## start Information given
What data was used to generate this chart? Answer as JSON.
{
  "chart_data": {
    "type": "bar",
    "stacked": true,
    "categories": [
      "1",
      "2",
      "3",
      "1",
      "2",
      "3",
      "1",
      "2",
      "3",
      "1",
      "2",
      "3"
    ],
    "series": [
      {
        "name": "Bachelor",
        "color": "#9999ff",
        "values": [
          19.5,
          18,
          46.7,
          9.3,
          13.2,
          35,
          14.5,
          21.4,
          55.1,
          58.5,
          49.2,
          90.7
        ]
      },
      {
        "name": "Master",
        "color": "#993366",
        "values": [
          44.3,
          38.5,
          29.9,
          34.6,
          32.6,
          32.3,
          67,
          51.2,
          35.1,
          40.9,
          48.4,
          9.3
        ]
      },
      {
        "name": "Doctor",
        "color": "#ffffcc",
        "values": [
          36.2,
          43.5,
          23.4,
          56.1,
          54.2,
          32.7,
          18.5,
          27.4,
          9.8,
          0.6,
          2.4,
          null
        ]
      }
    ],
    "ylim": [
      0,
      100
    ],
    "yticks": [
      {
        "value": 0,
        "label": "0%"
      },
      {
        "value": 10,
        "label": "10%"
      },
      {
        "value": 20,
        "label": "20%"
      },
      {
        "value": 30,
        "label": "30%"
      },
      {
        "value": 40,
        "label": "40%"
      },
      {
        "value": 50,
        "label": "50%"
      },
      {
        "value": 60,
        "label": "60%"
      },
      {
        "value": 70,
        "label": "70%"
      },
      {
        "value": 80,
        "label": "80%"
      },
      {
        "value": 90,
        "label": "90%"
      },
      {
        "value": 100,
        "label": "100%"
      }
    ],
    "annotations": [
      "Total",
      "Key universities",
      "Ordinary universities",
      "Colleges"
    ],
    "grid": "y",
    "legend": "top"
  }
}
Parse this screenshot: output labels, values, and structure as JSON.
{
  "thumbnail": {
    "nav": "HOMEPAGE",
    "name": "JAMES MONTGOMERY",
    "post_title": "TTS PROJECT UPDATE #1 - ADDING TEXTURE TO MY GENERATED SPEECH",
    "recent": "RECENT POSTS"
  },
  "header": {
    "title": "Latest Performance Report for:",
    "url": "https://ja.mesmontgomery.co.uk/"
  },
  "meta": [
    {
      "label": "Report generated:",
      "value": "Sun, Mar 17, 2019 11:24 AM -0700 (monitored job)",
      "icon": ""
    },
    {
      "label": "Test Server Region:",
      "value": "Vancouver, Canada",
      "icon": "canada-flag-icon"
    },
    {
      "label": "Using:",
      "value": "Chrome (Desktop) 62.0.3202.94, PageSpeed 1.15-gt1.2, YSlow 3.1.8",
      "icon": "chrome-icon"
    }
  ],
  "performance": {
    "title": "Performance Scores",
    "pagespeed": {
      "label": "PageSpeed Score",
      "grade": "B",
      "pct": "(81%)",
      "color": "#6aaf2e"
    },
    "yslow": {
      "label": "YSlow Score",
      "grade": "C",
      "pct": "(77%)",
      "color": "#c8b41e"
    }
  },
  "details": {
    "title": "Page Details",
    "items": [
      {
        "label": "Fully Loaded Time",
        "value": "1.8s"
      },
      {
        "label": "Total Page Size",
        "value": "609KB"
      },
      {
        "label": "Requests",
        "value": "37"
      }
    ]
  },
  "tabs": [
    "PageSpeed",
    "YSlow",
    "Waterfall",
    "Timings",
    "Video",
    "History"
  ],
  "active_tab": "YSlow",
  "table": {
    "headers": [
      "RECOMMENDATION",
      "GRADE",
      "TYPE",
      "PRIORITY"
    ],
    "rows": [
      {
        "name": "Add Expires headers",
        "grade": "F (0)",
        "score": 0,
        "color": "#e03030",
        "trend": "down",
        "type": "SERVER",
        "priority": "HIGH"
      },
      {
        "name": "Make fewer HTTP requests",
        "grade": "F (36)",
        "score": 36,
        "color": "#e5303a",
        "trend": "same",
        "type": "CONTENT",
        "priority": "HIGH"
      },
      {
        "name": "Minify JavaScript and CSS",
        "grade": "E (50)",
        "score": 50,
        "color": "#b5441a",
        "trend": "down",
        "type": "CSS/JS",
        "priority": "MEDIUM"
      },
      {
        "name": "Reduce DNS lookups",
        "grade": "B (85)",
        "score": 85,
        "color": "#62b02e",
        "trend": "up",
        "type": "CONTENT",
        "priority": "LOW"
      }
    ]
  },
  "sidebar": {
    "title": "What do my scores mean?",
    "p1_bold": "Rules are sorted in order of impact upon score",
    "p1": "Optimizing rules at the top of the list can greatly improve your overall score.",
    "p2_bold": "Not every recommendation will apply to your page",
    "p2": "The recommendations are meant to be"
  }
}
## end Information given
### [Exercise aim]
Pull out each record as written and restate it exactly.

### [Correct answer]
What data was used to generate this chart? Answer as JSON.
{
  "chart_data": {
    "type": "bar",
    "stacked": true,
    "categories": [
      "1",
      "2",
      "3",
      "1",
      "2",
      "3",
      "1",
      "2",
      "3",
      "1",
      "2",
      "3"
    ],
    "series": [
      {
        "name": "Bachelor",
        "color": "#9999ff",
        "values": [
          19.5,
          18,
          46.7,
          9.3,
          13.2,
          35,
          14.5,
          21.4,
          55.1,
          58.5,
          49.2,
          90.7
        ]
      },
      {
        "name": "Master",
        "color": "#993366",
        "values": [
          44.3,
          38.5,
          29.9,
          34.6,
          32.6,
          32.3,
          67,
          51.2,
          35.1,
          40.9,
          48.4,
          9.3
        ]
      },
      {
        "name": "Doctor",
        "color": "#ffffcc",
        "values": [
          36.2,
          43.5,
          23.4,
          56.1,
          54.2,
          32.7,
          18.5,
          27.4,
          9.8,
          0.6,
          2.4,
          null
        ]
      }
    ],
    "ylim": [
      0,
      100
    ],
    "yticks": [
      {
        "value": 0,
        "label": "0%"
      },
      {
        "value": 10,
        "label": "10%"
      },
      {
        "value": 20,
        "label": "20%"
      },
      {
        "value": 30,
        "label": "30%"
      },
      {
        "value": 40,
        "label": "40%"
      },
      {
        "value": 50,
        "label": "50%"
      },
      {
        "value": 60,
        "label": "60%"
      },
      {
        "value": 70,
        "label": "70%"
      },
      {
        "value": 80,
        "label": "80%"
      },
      {
        "value": 90,
        "label": "90%"
      },
      {
        "value": 100,
        "label": "100%"
      }
    ],
    "annotations": [
      "Total",
      "Key universities",
      "Ordinary universities",
      "Colleges"
    ],
    "grid": "y",
    "legend": "top"
  }
}
Parse this screenshot: output labels, values, and structure as JSON.
{
  "thumbnail": {
    "nav": "HOMEPAGE",
    "name": "JAMES MONTGOMERY",
    "post_title": "TTS PROJECT UPDATE #1 - ADDING TEXTURE TO MY GENERATED SPEECH",
    "recent": "RECENT POSTS"
  },
  "header": {
    "title": "Latest Performance Report for:",
    "url": "https://ja.mesmontgomery.co.uk/"
  },
  "meta": [
    {
      "label": "Report generated:",
      "value": "Sun, Mar 17, 2019 11:24 AM -0700 (monitored job)",
      "icon": ""
    },
    {
      "label": "Test Server Region:",
      "value": "Vancouver, Canada",
      "icon": "canada-flag-icon"
    },
    {
      "label": "Using:",
      "value": "Chrome (Desktop) 62.0.3202.94, PageSpeed 1.15-gt1.2, YSlow 3.1.8",
      "icon": "chrome-icon"
    }
  ],
  "performance": {
    "title": "Performance Scores",
    "pagespeed": {
      "label": "PageSpeed Score",
      "grade": "B",
      "pct": "(81%)",
      "color": "#6aaf2e"
    },
    "yslow": {
      "label": "YSlow Score",
      "grade": "C",
      "pct": "(77%)",
      "color": "#c8b41e"
    }
  },
  "details": {
    "title": "Page Details",
    "items": [
      {
        "label": "Fully Loaded Time",
        "value": "1.8s"
      },
      {
        "label": "Total Page Size",
        "value": "609KB"
      },
      {
        "label": "Requests",
        "value": "37"
      }
    ]
  },
  "tabs": [
    "PageSpeed",
    "YSlow",
    "Waterfall",
    "Timings",
    "Video",
    "History"
  ],
  "active_tab": "YSlow",
  "table": {
    "headers": [
      "RECOMMENDATION",
      "GRADE",
      "TYPE",
      "PRIORITY"
    ],
    "rows": [
      {
        "name": "Add Expires headers",
        "grade": "F (0)",
        "score": 0,
        "color": "#e03030",
        "trend": "down",
        "type": "SERVER",
        "priority": "HIGH"
      },
      {
        "name": "Make fewer HTTP requests",
        "grade": "F (36)",
        "score": 36,
        "color": "#e5303a",
        "trend": "same",
        "type": "CONTENT",
        "priority": "HIGH"
      },
      {
        "name": "Minify JavaScript and CSS",
        "grade": "E (50)",
        "score": 50,
        "color": "#b5441a",
        "trend": "down",
        "type": "CSS/JS",
        "priority": "MEDIUM"
      },
      {
        "name": "Reduce DNS lookups",
        "grade": "B (85)",
        "score": 85,
        "color": "#62b02e",
        "trend": "up",
        "type": "CONTENT",
        "priority": "LOW"
      }
    ]
  },
  "sidebar": {
    "title": "What do my scores mean?",
    "p1_bold": "Rules are sorted in order of impact upon score",
    "p1": "Optimizing rules at the top of the list can greatly improve your overall score.",
    "p2_bold": "Not every recommendation will apply to your page",
    "p2": "The recommendations are meant to be"
  }
}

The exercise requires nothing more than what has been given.